| JOB |
Reproduce every line of the material below, but drop the pictures.

....

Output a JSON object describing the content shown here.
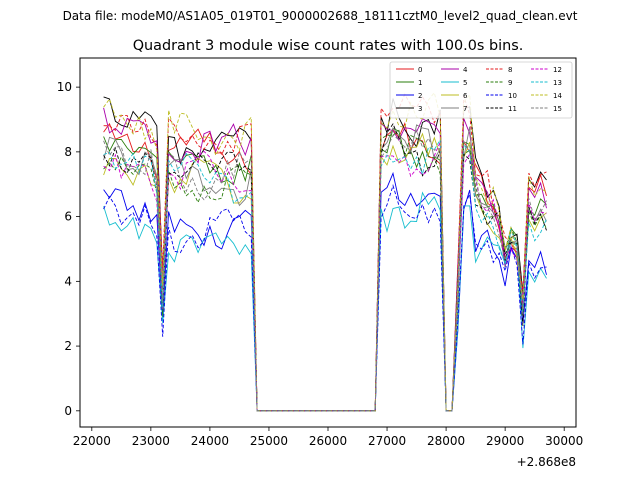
{
  "suptitle": "Data file: modeM0/AS1A05_019T01_9000002688_18111cztM0_level2_quad_clean.evt",
  "chart_data": {
    "type": "line",
    "title": "Quadrant 3 module wise count rates with 100.0s bins.",
    "xlabel": "",
    "ylabel": "",
    "x_offset_label": "+2.868e8",
    "xlim": [
      21800,
      30200
    ],
    "ylim": [
      -0.5,
      10.9
    ],
    "xticks": [
      22000,
      23000,
      24000,
      25000,
      26000,
      27000,
      28000,
      29000,
      30000
    ],
    "xtick_labels": [
      "22000",
      "23000",
      "24000",
      "25000",
      "26000",
      "27000",
      "28000",
      "29000",
      "30000"
    ],
    "yticks": [
      0,
      2,
      4,
      6,
      8,
      10
    ],
    "ytick_labels": [
      "0",
      "2",
      "4",
      "6",
      "8",
      "10"
    ],
    "legend_position": "top-right",
    "legend_columns": 4,
    "x_segments": [
      {
        "start": 22200,
        "end": 24800
      },
      {
        "start": 24800,
        "end": 26800,
        "zero": true
      },
      {
        "start": 26800,
        "end": 28000
      },
      {
        "start": 28000,
        "end": 28200,
        "zero": true
      },
      {
        "start": 28200,
        "end": 29700
      }
    ],
    "series": [
      {
        "name": "0",
        "color": "#e41a1c",
        "dash": false,
        "levels": [
          8.5,
          8.0,
          8.2,
          7.7
        ]
      },
      {
        "name": "1",
        "color": "#2a7d0b",
        "dash": false,
        "levels": [
          8.3,
          7.6,
          8.0,
          7.0
        ]
      },
      {
        "name": "2",
        "color": "#0000ee",
        "dash": false,
        "levels": [
          6.6,
          5.7,
          6.5,
          5.4
        ]
      },
      {
        "name": "3",
        "color": "#000000",
        "dash": false,
        "levels": [
          9.4,
          8.3,
          8.8,
          7.9
        ]
      },
      {
        "name": "4",
        "color": "#aa00aa",
        "dash": false,
        "levels": [
          9.0,
          8.1,
          8.7,
          7.6
        ]
      },
      {
        "name": "5",
        "color": "#17becf",
        "dash": false,
        "levels": [
          5.9,
          5.1,
          6.2,
          5.0
        ]
      },
      {
        "name": "6",
        "color": "#bcbd22",
        "dash": false,
        "levels": [
          7.7,
          7.1,
          7.9,
          6.6
        ]
      },
      {
        "name": "7",
        "color": "#7f7f7f",
        "dash": false,
        "levels": [
          8.1,
          7.1,
          8.1,
          6.9
        ]
      },
      {
        "name": "8",
        "color": "#e41a1c",
        "dash": true,
        "levels": [
          9.1,
          8.4,
          9.2,
          8.0
        ]
      },
      {
        "name": "9",
        "color": "#2a7d0b",
        "dash": true,
        "levels": [
          7.7,
          7.0,
          8.0,
          6.8
        ]
      },
      {
        "name": "10",
        "color": "#0000ee",
        "dash": true,
        "levels": [
          6.4,
          5.6,
          6.2,
          5.2
        ]
      },
      {
        "name": "11",
        "color": "#000000",
        "dash": true,
        "levels": [
          8.0,
          7.4,
          8.0,
          6.9
        ]
      },
      {
        "name": "12",
        "color": "#cc00cc",
        "dash": true,
        "levels": [
          7.6,
          7.2,
          7.9,
          7.0
        ]
      },
      {
        "name": "13",
        "color": "#17becf",
        "dash": true,
        "levels": [
          7.9,
          7.2,
          7.7,
          6.4
        ]
      },
      {
        "name": "14",
        "color": "#bcbd22",
        "dash": true,
        "levels": [
          9.3,
          8.5,
          9.2,
          7.8
        ]
      },
      {
        "name": "15",
        "color": "#7f7f7f",
        "dash": true,
        "levels": [
          8.2,
          7.3,
          8.2,
          7.1
        ]
      }
    ]
  }
}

....

| RESULT OF THIS TASK |
Output a JSON object describing the content shown here.
{
  "suptitle": "Data file: modeM0/AS1A05_019T01_9000002688_18111cztM0_level2_quad_clean.evt",
  "chart_data": {
    "type": "line",
    "title": "Quadrant 3 module wise count rates with 100.0s bins.",
    "xlabel": "",
    "ylabel": "",
    "x_offset_label": "+2.868e8",
    "xlim": [
      21800,
      30200
    ],
    "ylim": [
      -0.5,
      10.9
    ],
    "xticks": [
      22000,
      23000,
      24000,
      25000,
      26000,
      27000,
      28000,
      29000,
      30000
    ],
    "xtick_labels": [
      "22000",
      "23000",
      "24000",
      "25000",
      "26000",
      "27000",
      "28000",
      "29000",
      "30000"
    ],
    "yticks": [
      0,
      2,
      4,
      6,
      8,
      10
    ],
    "ytick_labels": [
      "0",
      "2",
      "4",
      "6",
      "8",
      "10"
    ],
    "legend_position": "top-right",
    "legend_columns": 4,
    "x_segments": [
      {
        "start": 22200,
        "end": 24800
      },
      {
        "start": 24800,
        "end": 26800,
        "zero": true
      },
      {
        "start": 26800,
        "end": 28000
      },
      {
        "start": 28000,
        "end": 28200,
        "zero": true
      },
      {
        "start": 28200,
        "end": 29700
      }
    ],
    "series": [
      {
        "name": "0",
        "color": "#e41a1c",
        "dash": false,
        "levels": [
          8.5,
          8.0,
          8.2,
          7.7
        ]
      },
      {
        "name": "1",
        "color": "#2a7d0b",
        "dash": false,
        "levels": [
          8.3,
          7.6,
          8.0,
          7.0
        ]
      },
      {
        "name": "2",
        "color": "#0000ee",
        "dash": false,
        "levels": [
          6.6,
          5.7,
          6.5,
          5.4
        ]
      },
      {
        "name": "3",
        "color": "#000000",
        "dash": false,
        "levels": [
          9.4,
          8.3,
          8.8,
          7.9
        ]
      },
      {
        "name": "4",
        "color": "#aa00aa",
        "dash": false,
        "levels": [
          9.0,
          8.1,
          8.7,
          7.6
        ]
      },
      {
        "name": "5",
        "color": "#17becf",
        "dash": false,
        "levels": [
          5.9,
          5.1,
          6.2,
          5.0
        ]
      },
      {
        "name": "6",
        "color": "#bcbd22",
        "dash": false,
        "levels": [
          7.7,
          7.1,
          7.9,
          6.6
        ]
      },
      {
        "name": "7",
        "color": "#7f7f7f",
        "dash": false,
        "levels": [
          8.1,
          7.1,
          8.1,
          6.9
        ]
      },
      {
        "name": "8",
        "color": "#e41a1c",
        "dash": true,
        "levels": [
          9.1,
          8.4,
          9.2,
          8.0
        ]
      },
      {
        "name": "9",
        "color": "#2a7d0b",
        "dash": true,
        "levels": [
          7.7,
          7.0,
          8.0,
          6.8
        ]
      },
      {
        "name": "10",
        "color": "#0000ee",
        "dash": true,
        "levels": [
          6.4,
          5.6,
          6.2,
          5.2
        ]
      },
      {
        "name": "11",
        "color": "#000000",
        "dash": true,
        "levels": [
          8.0,
          7.4,
          8.0,
          6.9
        ]
      },
      {
        "name": "12",
        "color": "#cc00cc",
        "dash": true,
        "levels": [
          7.6,
          7.2,
          7.9,
          7.0
        ]
      },
      {
        "name": "13",
        "color": "#17becf",
        "dash": true,
        "levels": [
          7.9,
          7.2,
          7.7,
          6.4
        ]
      },
      {
        "name": "14",
        "color": "#bcbd22",
        "dash": true,
        "levels": [
          9.3,
          8.5,
          9.2,
          7.8
        ]
      },
      {
        "name": "15",
        "color": "#7f7f7f",
        "dash": true,
        "levels": [
          8.2,
          7.3,
          8.2,
          7.1
        ]
      }
    ]
  }
}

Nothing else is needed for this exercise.